EXERCISE
Exactly as they appear, output all of the records. Skip any images.

INFORMATION SUPPLIED

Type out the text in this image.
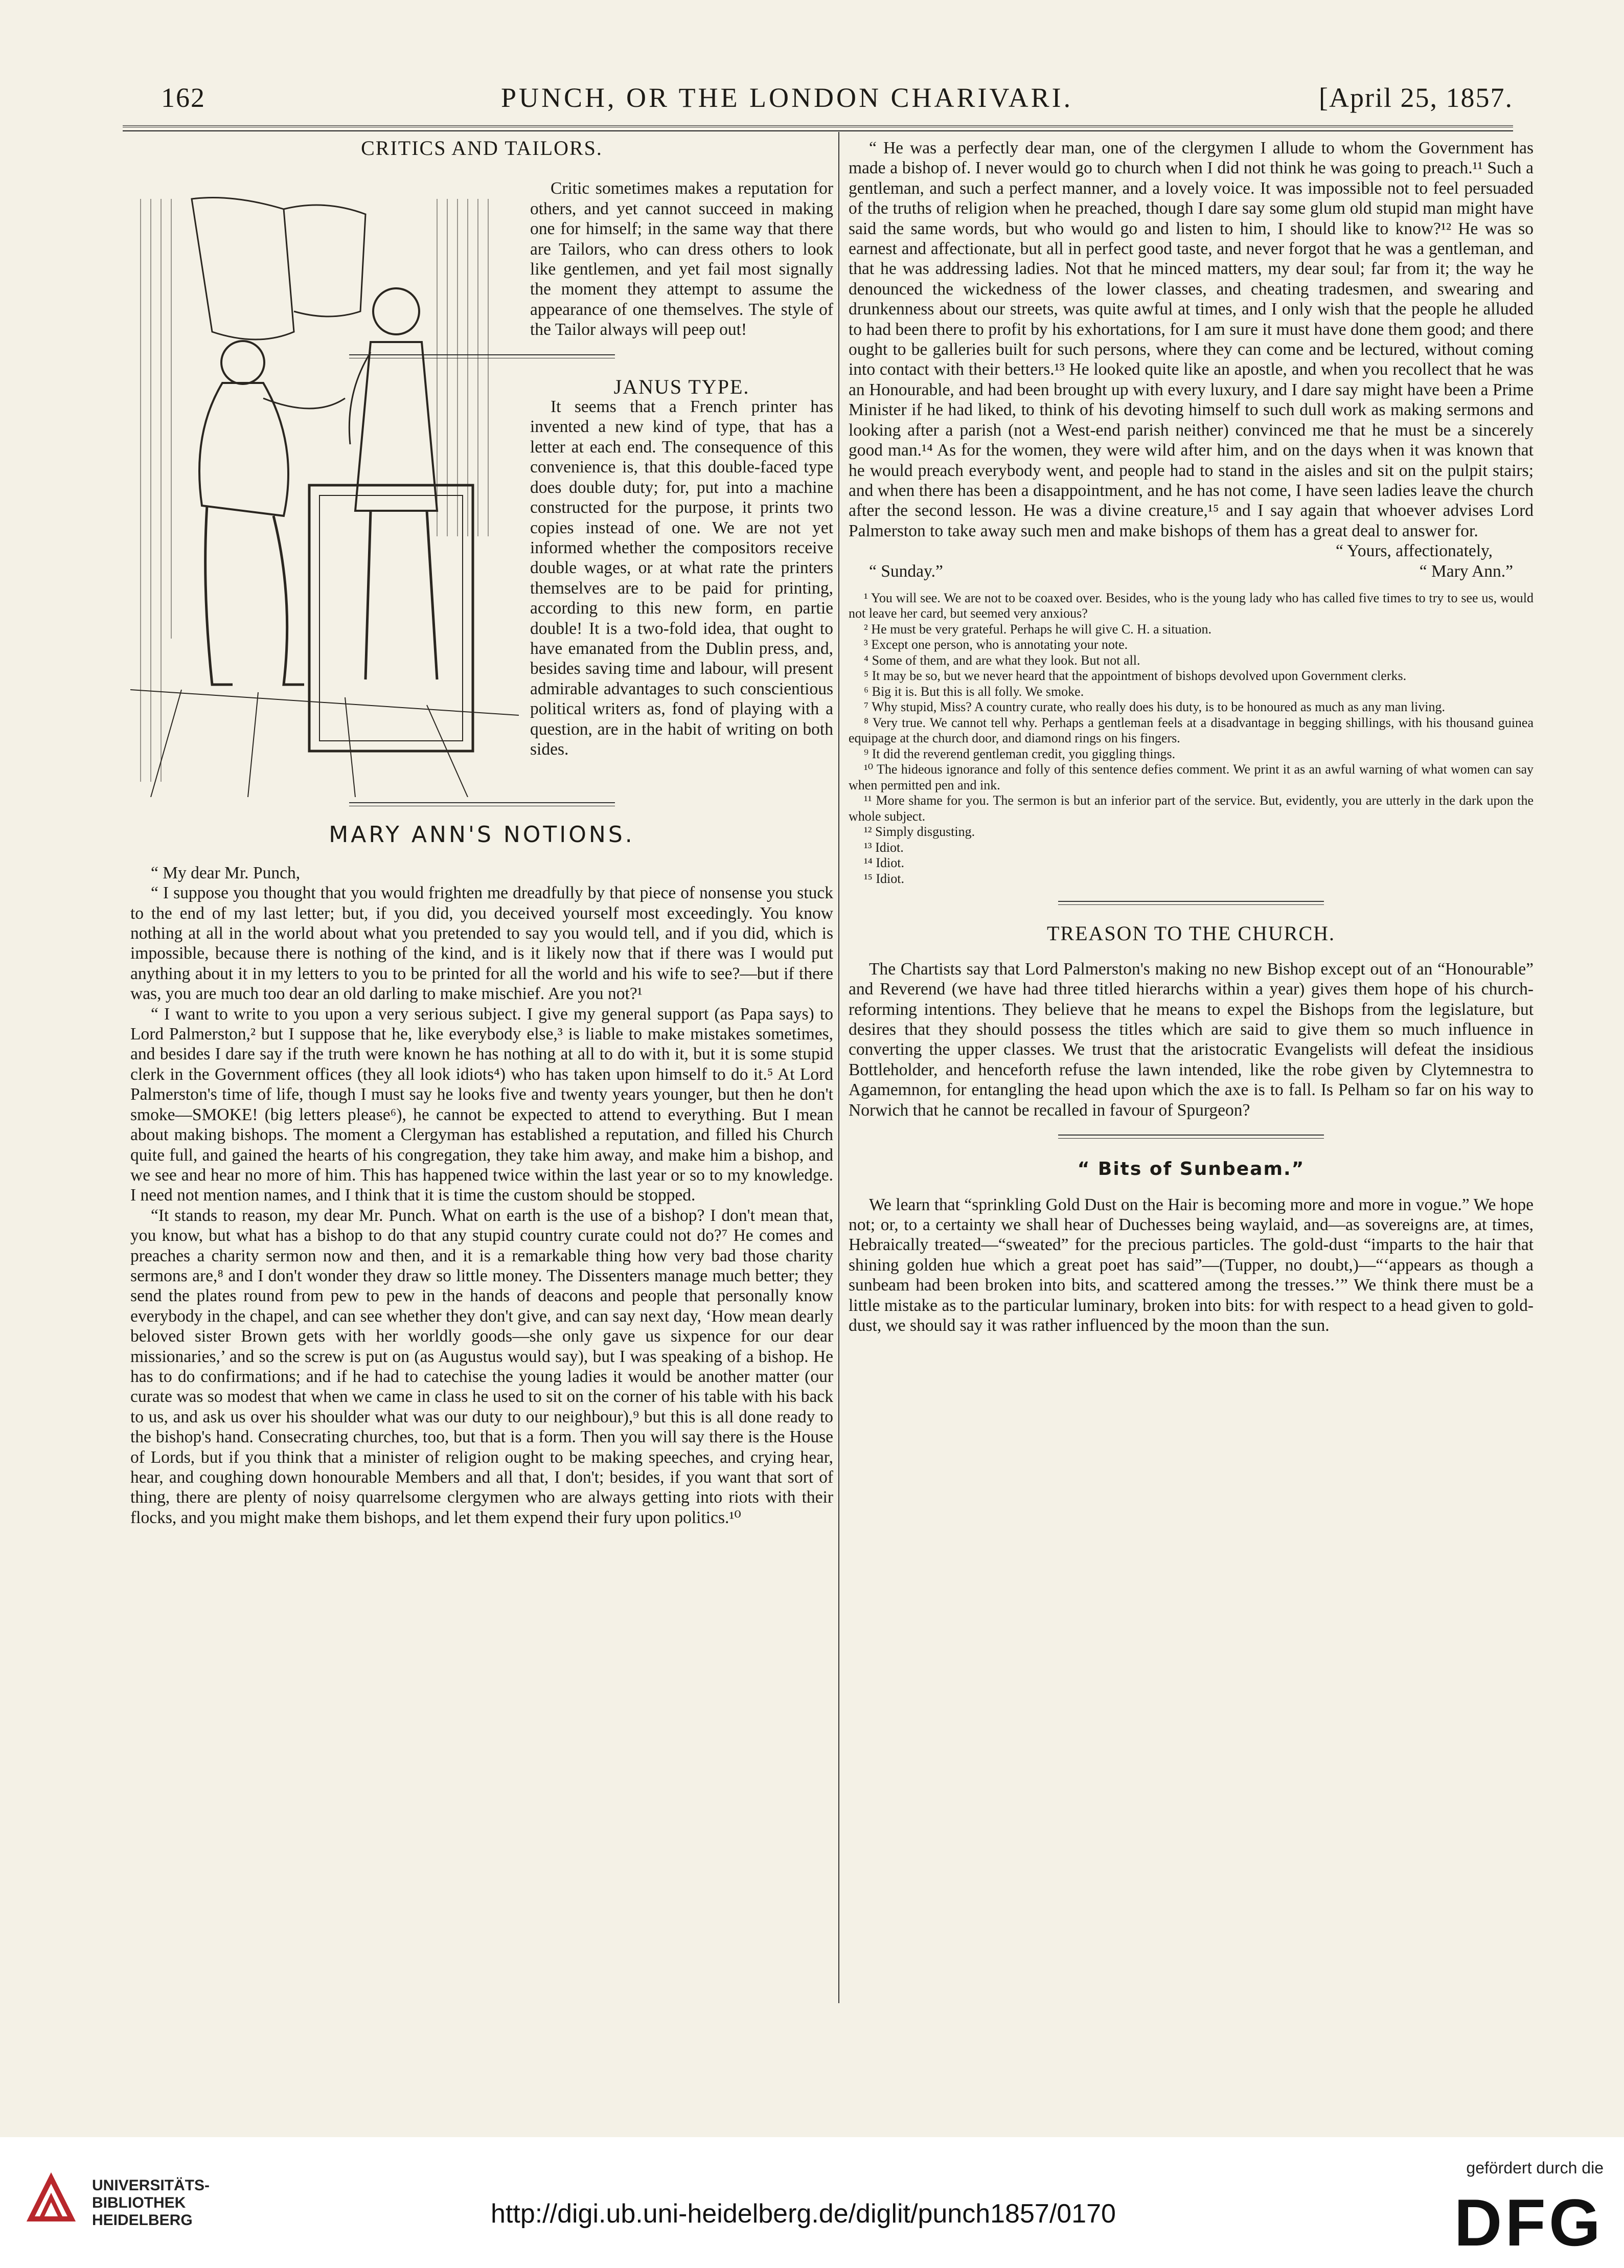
162	PUNCH, OR THE LONDON CHARIVARI.	[April 25, 1857.
CRITICS AND TAILORS.

Critic sometimes makes a reputation for others, and yet cannot succeed in making one for himself; in the same way that there are Tailors, who can dress others to look like gentlemen, and yet fail most signally the moment they attempt to assume the appearance of one themselves. The style of the Tailor always will peep out!

JANUS TYPE.

It seems that a French printer has invented a new kind of type, that has a letter at each end. The consequence of this convenience is, that this double-faced type does double duty; for, put into a machine constructed for the purpose, it prints two copies instead of one. We are not yet informed whether the compositors receive double wages, or at what rate the printers themselves are to be paid for printing, according to this new form, en partie double! It is a two-fold idea, that ought to have emanated from the Dublin press, and, besides saving time and labour, will present admirable advantages to such conscientious political writers as, fond of playing with a question, are in the habit of writing on both sides.

MARY ANN'S NOTIONS.

“ My dear Mr. Punch,

“ I suppose you thought that you would frighten me dreadfully by that piece of nonsense you stuck to the end of my last letter; but, if you did, you deceived yourself most exceedingly. You know nothing at all in the world about what you pretended to say you would tell, and if you did, which is impossible, because there is nothing of the kind, and is it likely now that if there was I would put anything about it in my letters to you to be printed for all the world and his wife to see?—but if there was, you are much too dear an old darling to make mischief. Are you not?¹

“ I want to write to you upon a very serious subject. I give my general support (as Papa says) to Lord Palmerston,² but I suppose that he, like everybody else,³ is liable to make mistakes sometimes, and besides I dare say if the truth were known he has nothing at all to do with it, but it is some stupid clerk in the Government offices (they all look idiots⁴) who has taken upon himself to do it.⁵ At Lord Palmerston's time of life, though I must say he looks five and twenty years younger, but then he don't smoke—SMOKE! (big letters please⁶), he cannot be expected to attend to everything. But I mean about making bishops. The moment a Clergyman has established a reputation, and filled his Church quite full, and gained the hearts of his congregation, they take him away, and make him a bishop, and we see and hear no more of him. This has happened twice within the last year or so to my knowledge. I need not mention names, and I think that it is time the custom should be stopped.

“It stands to reason, my dear Mr. Punch. What on earth is the use of a bishop? I don't mean that, you know, but what has a bishop to do that any stupid country curate could not do?⁷ He comes and preaches a charity sermon now and then, and it is a remarkable thing how very bad those charity sermons are,⁸ and I don't wonder they draw so little money. The Dissenters manage much better; they send the plates round from pew to pew in the hands of deacons and people that personally know everybody in the chapel, and can see whether they don't give, and can say next day, ‘How mean dearly beloved sister Brown gets with her worldly goods—she only gave us sixpence for our dear missionaries,’ and so the screw is put on (as Augustus would say), but I was speaking of a bishop. He has to do confirmations; and if he had to catechise the young ladies it would be another matter (our curate was so modest that when we came in class he used to sit on the corner of his table with his back to us, and ask us over his shoulder what was our duty to our neighbour),⁹ but this is all done ready to the bishop's hand. Consecrating churches, too, but that is a form. Then you will say there is the House of Lords, but if you think that a minister of religion ought to be making speeches, and crying hear, hear, and coughing down honourable Members and all that, I don't; besides, if you want that sort of thing, there are plenty of noisy quarrelsome clergymen who are always getting into riots with their flocks, and you might make them bishops, and let them expend their fury upon politics.¹⁰

“ He was a perfectly dear man, one of the clergymen I allude to whom the Government has made a bishop of. I never would go to church when I did not think he was going to preach.¹¹ Such a gentleman, and such a perfect manner, and a lovely voice. It was impossible not to feel persuaded of the truths of religion when he preached, though I dare say some glum old stupid man might have said the same words, but who would go and listen to him, I should like to know?¹² He was so earnest and affectionate, but all in perfect good taste, and never forgot that he was a gentleman, and that he was addressing ladies. Not that he minced matters, my dear soul; far from it; the way he denounced the wickedness of the lower classes, and cheating tradesmen, and swearing and drunkenness about our streets, was quite awful at times, and I only wish that the people he alluded to had been there to profit by his exhortations, for I am sure it must have done them good; and there ought to be galleries built for such persons, where they can come and be lectured, without coming into contact with their betters.¹³ He looked quite like an apostle, and when you recollect that he was an Honourable, and had been brought up with every luxury, and I dare say might have been a Prime Minister if he had liked, to think of his devoting himself to such dull work as making sermons and looking after a parish (not a West-end parish neither) convinced me that he must be a sincerely good man.¹⁴ As for the women, they were wild after him, and on the days when it was known that he would preach everybody went, and people had to stand in the aisles and sit on the pulpit stairs; and when there has been a disappointment, and he has not come, I have seen ladies leave the church after the second lesson. He was a divine creature,¹⁵ and I say again that whoever advises Lord Palmerston to take away such men and make bishops of them has a great deal to answer for.

“ Yours, affectionately,

“ Sunday.”	“ Mary Ann.”
¹ You will see. We are not to be coaxed over. Besides, who is the young lady who has called five times to try to see us, would not leave her card, but seemed very anxious?
² He must be very grateful. Perhaps he will give C. H. a situation.
³ Except one person, who is annotating your note.
⁴ Some of them, and are what they look. But not all.
⁵ It may be so, but we never heard that the appointment of bishops devolved upon Government clerks.
⁶ Big it is. But this is all folly. We smoke.
⁷ Why stupid, Miss? A country curate, who really does his duty, is to be honoured as much as any man living.
⁸ Very true. We cannot tell why. Perhaps a gentleman feels at a disadvantage in begging shillings, with his thousand guinea equipage at the church door, and diamond rings on his fingers.
⁹ It did the reverend gentleman credit, you giggling things.
¹⁰ The hideous ignorance and folly of this sentence defies comment. We print it as an awful warning of what women can say when permitted pen and ink.
¹¹ More shame for you. The sermon is but an inferior part of the service. But, evidently, you are utterly in the dark upon the whole subject.
¹² Simply disgusting.
¹³ Idiot.
¹⁴ Idiot.
¹⁵ Idiot.
TREASON TO THE CHURCH.

The Chartists say that Lord Palmerston's making no new Bishop except out of an “Honourable” and Reverend (we have had three titled hierarchs within a year) gives them hope of his church-reforming intentions. They believe that he means to expel the Bishops from the legislature, but desires that they should possess the titles which are said to give them so much influence in converting the upper classes. We trust that the aristocratic Evangelists will defeat the insidious Bottleholder, and henceforth refuse the lawn intended, like the robe given by Clytemnestra to Agamemnon, for entangling the head upon which the axe is to fall. Is Pelham so far on his way to Norwich that he cannot be recalled in favour of Spurgeon?

“ Bits of Sunbeam.”

We learn that “sprinkling Gold Dust on the Hair is becoming more and more in vogue.” We hope not; or, to a certainty we shall hear of Duchesses being waylaid, and—as sovereigns are, at times, Hebraically treated—“sweated” for the precious particles. The gold-dust “imparts to the hair that shining golden hue which a great poet has said”—(Tupper, no doubt,)—“‘appears as though a sunbeam had been broken into bits, and scattered among the tresses.’” We think there must be a little mistake as to the particular luminary, broken into bits: for with respect to a head given to gold-dust, we should say it was rather influenced by the moon than the sun.

UNIVERSITÄTS-
BIBLIOTHEK
HEIDELBERG	http://digi.ub.uni-heidelberg.de/diglit/punch1857/0170
gefördert durch die
DFG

RESPONSE TO THE EXERCISE
Type out the text in this image.
162	PUNCH, OR THE LONDON CHARIVARI.	[April 25, 1857.
CRITICS AND TAILORS.

Critic sometimes makes a reputation for others, and yet cannot succeed in making one for himself; in the same way that there are Tailors, who can dress others to look like gentlemen, and yet fail most signally the moment they attempt to assume the appearance of one themselves. The style of the Tailor always will peep out!

JANUS TYPE.

It seems that a French printer has invented a new kind of type, that has a letter at each end. The consequence of this convenience is, that this double-faced type does double duty; for, put into a machine constructed for the purpose, it prints two copies instead of one. We are not yet informed whether the compositors receive double wages, or at what rate the printers themselves are to be paid for printing, according to this new form, en partie double! It is a two-fold idea, that ought to have emanated from the Dublin press, and, besides saving time and labour, will present admirable advantages to such conscientious political writers as, fond of playing with a question, are in the habit of writing on both sides.

MARY ANN'S NOTIONS.

“ My dear Mr. Punch,

“ I suppose you thought that you would frighten me dreadfully by that piece of nonsense you stuck to the end of my last letter; but, if you did, you deceived yourself most exceedingly. You know nothing at all in the world about what you pretended to say you would tell, and if you did, which is impossible, because there is nothing of the kind, and is it likely now that if there was I would put anything about it in my letters to you to be printed for all the world and his wife to see?—but if there was, you are much too dear an old darling to make mischief. Are you not?¹

“ I want to write to you upon a very serious subject. I give my general support (as Papa says) to Lord Palmerston,² but I suppose that he, like everybody else,³ is liable to make mistakes sometimes, and besides I dare say if the truth were known he has nothing at all to do with it, but it is some stupid clerk in the Government offices (they all look idiots⁴) who has taken upon himself to do it.⁵ At Lord Palmerston's time of life, though I must say he looks five and twenty years younger, but then he don't smoke—SMOKE! (big letters please⁶), he cannot be expected to attend to everything. But I mean about making bishops. The moment a Clergyman has established a reputation, and filled his Church quite full, and gained the hearts of his congregation, they take him away, and make him a bishop, and we see and hear no more of him. This has happened twice within the last year or so to my knowledge. I need not mention names, and I think that it is time the custom should be stopped.

“It stands to reason, my dear Mr. Punch. What on earth is the use of a bishop? I don't mean that, you know, but what has a bishop to do that any stupid country curate could not do?⁷ He comes and preaches a charity sermon now and then, and it is a remarkable thing how very bad those charity sermons are,⁸ and I don't wonder they draw so little money. The Dissenters manage much better; they send the plates round from pew to pew in the hands of deacons and people that personally know everybody in the chapel, and can see whether they don't give, and can say next day, ‘How mean dearly beloved sister Brown gets with her worldly goods—she only gave us sixpence for our dear missionaries,’ and so the screw is put on (as Augustus would say), but I was speaking of a bishop. He has to do confirmations; and if he had to catechise the young ladies it would be another matter (our curate was so modest that when we came in class he used to sit on the corner of his table with his back to us, and ask us over his shoulder what was our duty to our neighbour),⁹ but this is all done ready to the bishop's hand. Consecrating churches, too, but that is a form. Then you will say there is the House of Lords, but if you think that a minister of religion ought to be making speeches, and crying hear, hear, and coughing down honourable Members and all that, I don't; besides, if you want that sort of thing, there are plenty of noisy quarrelsome clergymen who are always getting into riots with their flocks, and you might make them bishops, and let them expend their fury upon politics.¹⁰

“ He was a perfectly dear man, one of the clergymen I allude to whom the Government has made a bishop of. I never would go to church when I did not think he was going to preach.¹¹ Such a gentleman, and such a perfect manner, and a lovely voice. It was impossible not to feel persuaded of the truths of religion when he preached, though I dare say some glum old stupid man might have said the same words, but who would go and listen to him, I should like to know?¹² He was so earnest and affectionate, but all in perfect good taste, and never forgot that he was a gentleman, and that he was addressing ladies. Not that he minced matters, my dear soul; far from it; the way he denounced the wickedness of the lower classes, and cheating tradesmen, and swearing and drunkenness about our streets, was quite awful at times, and I only wish that the people he alluded to had been there to profit by his exhortations, for I am sure it must have done them good; and there ought to be galleries built for such persons, where they can come and be lectured, without coming into contact with their betters.¹³ He looked quite like an apostle, and when you recollect that he was an Honourable, and had been brought up with every luxury, and I dare say might have been a Prime Minister if he had liked, to think of his devoting himself to such dull work as making sermons and looking after a parish (not a West-end parish neither) convinced me that he must be a sincerely good man.¹⁴ As for the women, they were wild after him, and on the days when it was known that he would preach everybody went, and people had to stand in the aisles and sit on the pulpit stairs; and when there has been a disappointment, and he has not come, I have seen ladies leave the church after the second lesson. He was a divine creature,¹⁵ and I say again that whoever advises Lord Palmerston to take away such men and make bishops of them has a great deal to answer for.

“ Yours, affectionately,

“ Sunday.”	“ Mary Ann.”
¹ You will see. We are not to be coaxed over. Besides, who is the young lady who has called five times to try to see us, would not leave her card, but seemed very anxious?
² He must be very grateful. Perhaps he will give C. H. a situation.
³ Except one person, who is annotating your note.
⁴ Some of them, and are what they look. But not all.
⁵ It may be so, but we never heard that the appointment of bishops devolved upon Government clerks.
⁶ Big it is. But this is all folly. We smoke.
⁷ Why stupid, Miss? A country curate, who really does his duty, is to be honoured as much as any man living.
⁸ Very true. We cannot tell why. Perhaps a gentleman feels at a disadvantage in begging shillings, with his thousand guinea equipage at the church door, and diamond rings on his fingers.
⁹ It did the reverend gentleman credit, you giggling things.
¹⁰ The hideous ignorance and folly of this sentence defies comment. We print it as an awful warning of what women can say when permitted pen and ink.
¹¹ More shame for you. The sermon is but an inferior part of the service. But, evidently, you are utterly in the dark upon the whole subject.
¹² Simply disgusting.
¹³ Idiot.
¹⁴ Idiot.
¹⁵ Idiot.
TREASON TO THE CHURCH.

The Chartists say that Lord Palmerston's making no new Bishop except out of an “Honourable” and Reverend (we have had three titled hierarchs within a year) gives them hope of his church-reforming intentions. They believe that he means to expel the Bishops from the legislature, but desires that they should possess the titles which are said to give them so much influence in converting the upper classes. We trust that the aristocratic Evangelists will defeat the insidious Bottleholder, and henceforth refuse the lawn intended, like the robe given by Clytemnestra to Agamemnon, for entangling the head upon which the axe is to fall. Is Pelham so far on his way to Norwich that he cannot be recalled in favour of Spurgeon?

“ Bits of Sunbeam.”

We learn that “sprinkling Gold Dust on the Hair is becoming more and more in vogue.” We hope not; or, to a certainty we shall hear of Duchesses being waylaid, and—as sovereigns are, at times, Hebraically treated—“sweated” for the precious particles. The gold-dust “imparts to the hair that shining golden hue which a great poet has said”—(Tupper, no doubt,)—“‘appears as though a sunbeam had been broken into bits, and scattered among the tresses.’” We think there must be a little mistake as to the particular luminary, broken into bits: for with respect to a head given to gold-dust, we should say it was rather influenced by the moon than the sun.

UNIVERSITÄTS-
BIBLIOTHEK
HEIDELBERG	http://digi.ub.uni-heidelberg.de/diglit/punch1857/0170
gefördert durch die
DFG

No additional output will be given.